### Direction
Return every record below exactly as written, omitting any pictures.
┏━━
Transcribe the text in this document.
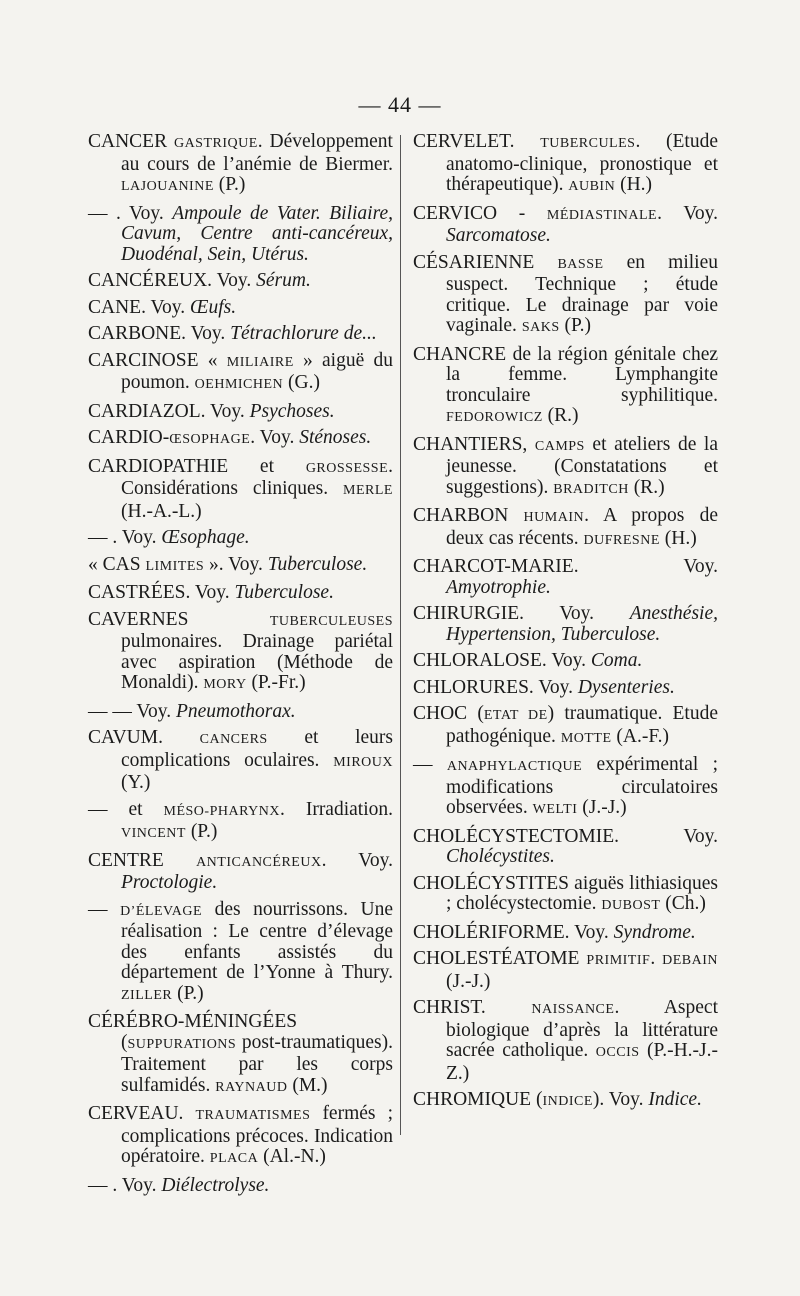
— 44 —
CANCER GASTRIQUE. Développement au cours de l’anémie de Biermer. LAJOUANINE (P.)
— . Voy. Ampoule de Vater. Biliaire, Cavum, Centre anti-cancéreux, Duodénal, Sein, Utérus.
CANCÉREUX. Voy. Sérum.
CANE. Voy. Œufs.
CARBONE. Voy. Tétrachlorure de...
CARCINOSE « MILIAIRE » aiguë du poumon. OEHMICHEN (G.)
CARDIAZOL. Voy. Psychoses.
CARDIO-ŒSOPHAGE. Voy. Sténoses.
CARDIOPATHIE et GROSSESSE. Considérations cliniques. MERLE (H.-A.-L.)
— . Voy. Œsophage.
« CAS LIMITES ». Voy. Tuberculose.
CASTRÉES. Voy. Tuberculose.
CAVERNES TUBERCULEUSES pulmonaires. Drainage pariétal avec aspiration (Méthode de Monaldi). MORY (P.-Fr.)
— — Voy. Pneumothorax.
CAVUM. CANCERS et leurs complications oculaires. MIROUX (Y.)
— et MÉSO-PHARYNX. Irradiation. VINCENT (P.)
CENTRE ANTICANCÉREUX. Voy. Proctologie.
— D’ÉLEVAGE des nourrissons. Une réalisation : Le centre d’élevage des enfants assistés du département de l’Yonne à Thury. ZILLER (P.)
CÉRÉBRO-MÉNINGÉES (SUPPURATIONS post-traumatiques). Traitement par les corps sulfamidés. RAYNAUD (M.)
CERVEAU. TRAUMATISMES fermés ; complications précoces. Indication opératoire. PLACA (Al.-N.)
— . Voy. Diélectrolyse.
CERVELET. TUBERCULES. (Etude anatomo-clinique, pronostique et thérapeutique). AUBIN (H.)
CERVICO - MÉDIASTINALE. Voy. Sarcomatose.
CÉSARIENNE BASSE en milieu suspect. Technique ; étude critique. Le drainage par voie vaginale. SAKS (P.)
CHANCRE de la région génitale chez la femme. Lymphangite tronculaire syphilitique. FEDOROWICZ (R.)
CHANTIERS, CAMPS et ateliers de la jeunesse. (Constatations et suggestions). BRADITCH (R.)
CHARBON HUMAIN. A propos de deux cas récents. DUFRESNE (H.)
CHARCOT-MARIE. Voy. Amyotrophie.
CHIRURGIE. Voy. Anesthésie, Hypertension, Tuberculose.
CHLORALOSE. Voy. Coma.
CHLORURES. Voy. Dysenteries.
CHOC (ETAT DE) traumatique. Etude pathogénique. MOTTE (A.-F.)
— ANAPHYLACTIQUE expérimental ; modifications circulatoires observées. WELTI (J.-J.)
CHOLÉCYSTECTOMIE. Voy. Cholécystites.
CHOLÉCYSTITES aiguës lithiasiques ; cholécystectomie. DUBOST (Ch.)
CHOLÉRIFORME. Voy. Syndrome.
CHOLESTÉATOME PRIMITIF. DEBAIN (J.-J.)
CHRIST. NAISSANCE. Aspect biologique d’après la littérature sacrée catholique. OCCIS (P.-H.-J.-Z.)
CHROMIQUE (INDICE). Voy. Indice.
┗━━
### Exercise answer
Transcribe the text in this document.
— 44 —
CANCER GASTRIQUE. Développement au cours de l’anémie de Biermer. LAJOUANINE (P.)
— . Voy. Ampoule de Vater. Biliaire, Cavum, Centre anti-cancéreux, Duodénal, Sein, Utérus.
CANCÉREUX. Voy. Sérum.
CANE. Voy. Œufs.
CARBONE. Voy. Tétrachlorure de...
CARCINOSE « MILIAIRE » aiguë du poumon. OEHMICHEN (G.)
CARDIAZOL. Voy. Psychoses.
CARDIO-ŒSOPHAGE. Voy. Sténoses.
CARDIOPATHIE et GROSSESSE. Considérations cliniques. MERLE (H.-A.-L.)
— . Voy. Œsophage.
« CAS LIMITES ». Voy. Tuberculose.
CASTRÉES. Voy. Tuberculose.
CAVERNES TUBERCULEUSES pulmonaires. Drainage pariétal avec aspiration (Méthode de Monaldi). MORY (P.-Fr.)
— — Voy. Pneumothorax.
CAVUM. CANCERS et leurs complications oculaires. MIROUX (Y.)
— et MÉSO-PHARYNX. Irradiation. VINCENT (P.)
CENTRE ANTICANCÉREUX. Voy. Proctologie.
— D’ÉLEVAGE des nourrissons. Une réalisation : Le centre d’élevage des enfants assistés du département de l’Yonne à Thury. ZILLER (P.)
CÉRÉBRO-MÉNINGÉES (SUPPURATIONS post-traumatiques). Traitement par les corps sulfamidés. RAYNAUD (M.)
CERVEAU. TRAUMATISMES fermés ; complications précoces. Indication opératoire. PLACA (Al.-N.)
— . Voy. Diélectrolyse.
CERVELET. TUBERCULES. (Etude anatomo-clinique, pronostique et thérapeutique). AUBIN (H.)
CERVICO - MÉDIASTINALE. Voy. Sarcomatose.
CÉSARIENNE BASSE en milieu suspect. Technique ; étude critique. Le drainage par voie vaginale. SAKS (P.)
CHANCRE de la région génitale chez la femme. Lymphangite tronculaire syphilitique. FEDOROWICZ (R.)
CHANTIERS, CAMPS et ateliers de la jeunesse. (Constatations et suggestions). BRADITCH (R.)
CHARBON HUMAIN. A propos de deux cas récents. DUFRESNE (H.)
CHARCOT-MARIE. Voy. Amyotrophie.
CHIRURGIE. Voy. Anesthésie, Hypertension, Tuberculose.
CHLORALOSE. Voy. Coma.
CHLORURES. Voy. Dysenteries.
CHOC (ETAT DE) traumatique. Etude pathogénique. MOTTE (A.-F.)
— ANAPHYLACTIQUE expérimental ; modifications circulatoires observées. WELTI (J.-J.)
CHOLÉCYSTECTOMIE. Voy. Cholécystites.
CHOLÉCYSTITES aiguës lithiasiques ; cholécystectomie. DUBOST (Ch.)
CHOLÉRIFORME. Voy. Syndrome.
CHOLESTÉATOME PRIMITIF. DEBAIN (J.-J.)
CHRIST. NAISSANCE. Aspect biologique d’après la littérature sacrée catholique. OCCIS (P.-H.-J.-Z.)
CHROMIQUE (INDICE). Voy. Indice.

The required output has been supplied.